▸ WHAT TO PRODUCE
Can you repeat part of the comment thread below word for word, beginning at the words "As a single" and stopping after "ensure the other."?

▸ TEXT EXCERPT
Villager, you're a hero-thanks for holding that torch!

Unknown said...

Villager, you forgot one really really important thing. We need to adopt. Growing up in a system that is already against you is setting you up to be a failure. For those who can do it I would say please don't be selfish and do it. It won't be easy, but nothing ever is.

Anonymous said...

Boo:

Adoption is an excellent option for us to look into. You make a good point, one of my friends has adopted a young man-it was a very tough process. But today they both look really happy.

Unknown said...

Boo & Benin - I have three children (2 girls, 1 boy) so I'm not likely to adopt anyone. However, my first cousin is a single Black woman who successfully adopted a beautiful 2-year old Black girl last year. The young one is now 3 and she is a joy. Her adoption doesn't do anything for the situation with Black males ... but, it does show that adoption is a viable vehicle to help save some of our children that would otherwise be stuck in the system.

Anonymous said...

I support these short term and long term goals. I also believe that we (Black/African) adults need to secure an environment in which our young boys can thrive as men. Our OWN institutions, processes and networks need to be established for young people to help them survive in this society. You can develop as many literacy programs, rites of passage
programs as you like but if the community in which these young people live has not put anything in place for them after the programs, then they have just participated in another "program"- not a movement towards adulthood. It is very complex work to do in a society that is intent on destroying the black family, black people and black communities. I had my own son in a rites process for over a year and it was a great day when he graduated with his rites brothers and sisters, yet I observed that some parents looked at it as just a "program" - afterwards their children returned to the same environment and eventually the same
problematic behaviors. Young people are not stupid, they see our contradictions, they see the world's contradictions. I think they desire
a future were they can live in alignment with their true nature and when they don't see that as a possibility then they are resentful, apathetic
and angry - prime targets for oppressive systems. Our young people need to feel, see and know that we have prioritized and invested our hearts
in their future.
Peace,
Sistah C

Anonymous said...

[aka Hawa]

As a single (but engaged) mother of two boys, I go to sleep and wake each day thinking of my role in launching two productive black men into the world.

I spend just as much time building character as I do grades, because one doesn't ensure the other.

▸ SUPPLIED RECORDS
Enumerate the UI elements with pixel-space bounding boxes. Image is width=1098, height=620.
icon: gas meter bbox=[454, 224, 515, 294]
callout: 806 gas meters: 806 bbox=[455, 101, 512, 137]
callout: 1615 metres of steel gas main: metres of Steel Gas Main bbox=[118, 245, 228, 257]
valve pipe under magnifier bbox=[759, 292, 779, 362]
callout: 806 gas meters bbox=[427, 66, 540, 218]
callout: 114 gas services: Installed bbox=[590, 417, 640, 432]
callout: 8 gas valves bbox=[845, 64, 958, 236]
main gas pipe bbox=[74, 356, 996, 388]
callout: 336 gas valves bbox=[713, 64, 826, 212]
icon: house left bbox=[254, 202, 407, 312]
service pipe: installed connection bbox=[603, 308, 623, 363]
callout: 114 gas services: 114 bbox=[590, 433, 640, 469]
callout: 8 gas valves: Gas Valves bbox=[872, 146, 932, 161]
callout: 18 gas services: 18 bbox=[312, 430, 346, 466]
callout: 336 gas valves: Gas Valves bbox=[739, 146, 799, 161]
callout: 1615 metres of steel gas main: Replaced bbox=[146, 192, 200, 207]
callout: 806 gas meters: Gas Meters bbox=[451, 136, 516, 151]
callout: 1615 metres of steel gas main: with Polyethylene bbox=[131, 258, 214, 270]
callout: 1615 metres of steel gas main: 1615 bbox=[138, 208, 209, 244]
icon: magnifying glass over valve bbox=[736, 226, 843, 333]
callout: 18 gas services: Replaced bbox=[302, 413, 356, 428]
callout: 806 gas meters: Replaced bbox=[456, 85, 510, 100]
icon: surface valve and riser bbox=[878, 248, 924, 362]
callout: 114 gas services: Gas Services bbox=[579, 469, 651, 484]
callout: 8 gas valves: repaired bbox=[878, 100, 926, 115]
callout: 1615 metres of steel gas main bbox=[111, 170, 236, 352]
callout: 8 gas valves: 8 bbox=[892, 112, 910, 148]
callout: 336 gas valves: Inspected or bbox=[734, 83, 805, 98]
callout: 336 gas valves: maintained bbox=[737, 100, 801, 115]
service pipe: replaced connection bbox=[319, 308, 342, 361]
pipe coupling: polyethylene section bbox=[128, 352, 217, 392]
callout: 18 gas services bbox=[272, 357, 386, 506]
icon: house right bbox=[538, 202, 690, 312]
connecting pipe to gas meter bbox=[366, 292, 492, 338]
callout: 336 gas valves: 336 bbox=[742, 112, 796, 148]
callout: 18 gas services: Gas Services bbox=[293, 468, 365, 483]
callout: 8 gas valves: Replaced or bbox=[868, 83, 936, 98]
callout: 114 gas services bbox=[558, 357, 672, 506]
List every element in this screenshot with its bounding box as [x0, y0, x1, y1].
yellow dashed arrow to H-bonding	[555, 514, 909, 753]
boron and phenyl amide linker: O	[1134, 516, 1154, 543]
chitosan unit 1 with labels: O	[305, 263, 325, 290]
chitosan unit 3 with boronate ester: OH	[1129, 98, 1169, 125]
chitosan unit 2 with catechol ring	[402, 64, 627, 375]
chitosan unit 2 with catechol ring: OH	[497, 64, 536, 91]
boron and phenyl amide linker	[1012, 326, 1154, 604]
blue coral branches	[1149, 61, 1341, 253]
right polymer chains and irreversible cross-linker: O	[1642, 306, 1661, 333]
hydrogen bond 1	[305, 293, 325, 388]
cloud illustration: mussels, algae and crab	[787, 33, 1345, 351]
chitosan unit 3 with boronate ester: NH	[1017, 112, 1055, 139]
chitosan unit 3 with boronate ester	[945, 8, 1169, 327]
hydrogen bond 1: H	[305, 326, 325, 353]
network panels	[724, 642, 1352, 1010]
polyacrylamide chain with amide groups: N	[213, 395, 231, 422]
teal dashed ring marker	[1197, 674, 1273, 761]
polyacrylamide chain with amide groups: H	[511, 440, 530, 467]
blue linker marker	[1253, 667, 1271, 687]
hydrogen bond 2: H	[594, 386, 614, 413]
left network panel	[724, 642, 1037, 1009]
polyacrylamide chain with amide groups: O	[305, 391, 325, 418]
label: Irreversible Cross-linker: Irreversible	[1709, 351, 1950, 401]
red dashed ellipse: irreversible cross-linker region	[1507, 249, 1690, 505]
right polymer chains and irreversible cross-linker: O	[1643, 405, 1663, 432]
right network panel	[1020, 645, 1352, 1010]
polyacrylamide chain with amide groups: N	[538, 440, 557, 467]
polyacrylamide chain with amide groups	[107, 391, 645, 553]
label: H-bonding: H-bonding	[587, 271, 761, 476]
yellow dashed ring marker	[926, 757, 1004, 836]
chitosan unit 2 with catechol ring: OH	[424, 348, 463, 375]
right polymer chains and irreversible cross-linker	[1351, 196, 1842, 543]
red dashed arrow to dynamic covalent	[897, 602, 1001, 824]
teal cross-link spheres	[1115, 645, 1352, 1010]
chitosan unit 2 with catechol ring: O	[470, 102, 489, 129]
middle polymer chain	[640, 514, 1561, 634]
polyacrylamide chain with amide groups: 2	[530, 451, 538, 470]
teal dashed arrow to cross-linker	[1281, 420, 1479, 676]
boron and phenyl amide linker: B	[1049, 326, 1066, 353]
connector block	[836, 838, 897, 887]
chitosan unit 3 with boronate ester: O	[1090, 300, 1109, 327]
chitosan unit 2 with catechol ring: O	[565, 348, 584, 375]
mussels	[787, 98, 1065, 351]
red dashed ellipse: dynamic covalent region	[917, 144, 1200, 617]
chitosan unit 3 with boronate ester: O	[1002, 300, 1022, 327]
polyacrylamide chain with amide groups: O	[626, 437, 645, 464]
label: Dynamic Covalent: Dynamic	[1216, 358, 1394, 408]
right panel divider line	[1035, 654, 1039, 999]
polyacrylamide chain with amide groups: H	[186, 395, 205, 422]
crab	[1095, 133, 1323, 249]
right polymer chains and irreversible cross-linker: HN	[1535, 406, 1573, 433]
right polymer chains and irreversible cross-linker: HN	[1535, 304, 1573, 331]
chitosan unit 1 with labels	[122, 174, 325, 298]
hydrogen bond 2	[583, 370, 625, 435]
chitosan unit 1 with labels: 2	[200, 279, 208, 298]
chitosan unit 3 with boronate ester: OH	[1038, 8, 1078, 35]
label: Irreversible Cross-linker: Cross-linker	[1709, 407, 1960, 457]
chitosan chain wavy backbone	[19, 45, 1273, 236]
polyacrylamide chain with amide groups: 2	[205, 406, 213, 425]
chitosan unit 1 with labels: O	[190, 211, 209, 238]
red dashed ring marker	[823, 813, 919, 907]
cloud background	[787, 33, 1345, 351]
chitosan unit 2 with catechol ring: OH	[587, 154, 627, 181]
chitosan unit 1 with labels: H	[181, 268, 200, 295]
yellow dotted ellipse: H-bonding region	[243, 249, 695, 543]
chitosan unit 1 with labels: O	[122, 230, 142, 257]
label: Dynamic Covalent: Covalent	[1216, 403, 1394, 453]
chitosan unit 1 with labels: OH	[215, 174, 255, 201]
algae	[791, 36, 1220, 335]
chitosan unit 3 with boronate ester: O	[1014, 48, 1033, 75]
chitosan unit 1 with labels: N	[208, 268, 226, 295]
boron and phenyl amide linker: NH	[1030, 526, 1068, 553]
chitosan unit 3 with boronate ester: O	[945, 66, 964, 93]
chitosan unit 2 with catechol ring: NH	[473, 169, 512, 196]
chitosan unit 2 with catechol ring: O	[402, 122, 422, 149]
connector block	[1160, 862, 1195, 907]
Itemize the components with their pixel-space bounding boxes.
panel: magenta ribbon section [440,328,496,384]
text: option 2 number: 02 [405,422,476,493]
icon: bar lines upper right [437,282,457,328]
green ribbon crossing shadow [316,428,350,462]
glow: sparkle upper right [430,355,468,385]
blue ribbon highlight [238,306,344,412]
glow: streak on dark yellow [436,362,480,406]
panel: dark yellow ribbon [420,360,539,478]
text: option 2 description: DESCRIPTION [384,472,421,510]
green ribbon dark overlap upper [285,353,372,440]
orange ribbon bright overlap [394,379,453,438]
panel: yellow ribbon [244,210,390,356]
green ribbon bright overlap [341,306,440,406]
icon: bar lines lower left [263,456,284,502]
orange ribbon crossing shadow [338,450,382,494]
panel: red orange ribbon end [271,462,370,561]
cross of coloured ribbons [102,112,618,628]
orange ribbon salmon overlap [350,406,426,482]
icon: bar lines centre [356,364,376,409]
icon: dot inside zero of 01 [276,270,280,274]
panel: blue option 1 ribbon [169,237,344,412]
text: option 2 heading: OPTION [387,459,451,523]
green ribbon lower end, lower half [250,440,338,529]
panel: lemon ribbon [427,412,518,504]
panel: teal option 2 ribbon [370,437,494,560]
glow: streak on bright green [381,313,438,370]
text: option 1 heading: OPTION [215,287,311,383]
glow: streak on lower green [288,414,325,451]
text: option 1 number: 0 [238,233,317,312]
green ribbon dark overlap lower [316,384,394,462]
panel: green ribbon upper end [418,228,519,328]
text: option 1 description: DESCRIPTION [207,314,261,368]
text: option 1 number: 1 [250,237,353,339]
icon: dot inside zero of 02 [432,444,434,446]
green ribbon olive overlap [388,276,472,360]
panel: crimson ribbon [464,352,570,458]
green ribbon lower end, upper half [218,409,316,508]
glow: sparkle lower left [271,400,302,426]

▸ TASK RESPONSE
As a single (but engaged) mother of two boys, I go to sleep and wake each day thinking of my role in launching two productive black men into the world.

I spend just as much time building character as I do grades, because one doesn't ensure the other.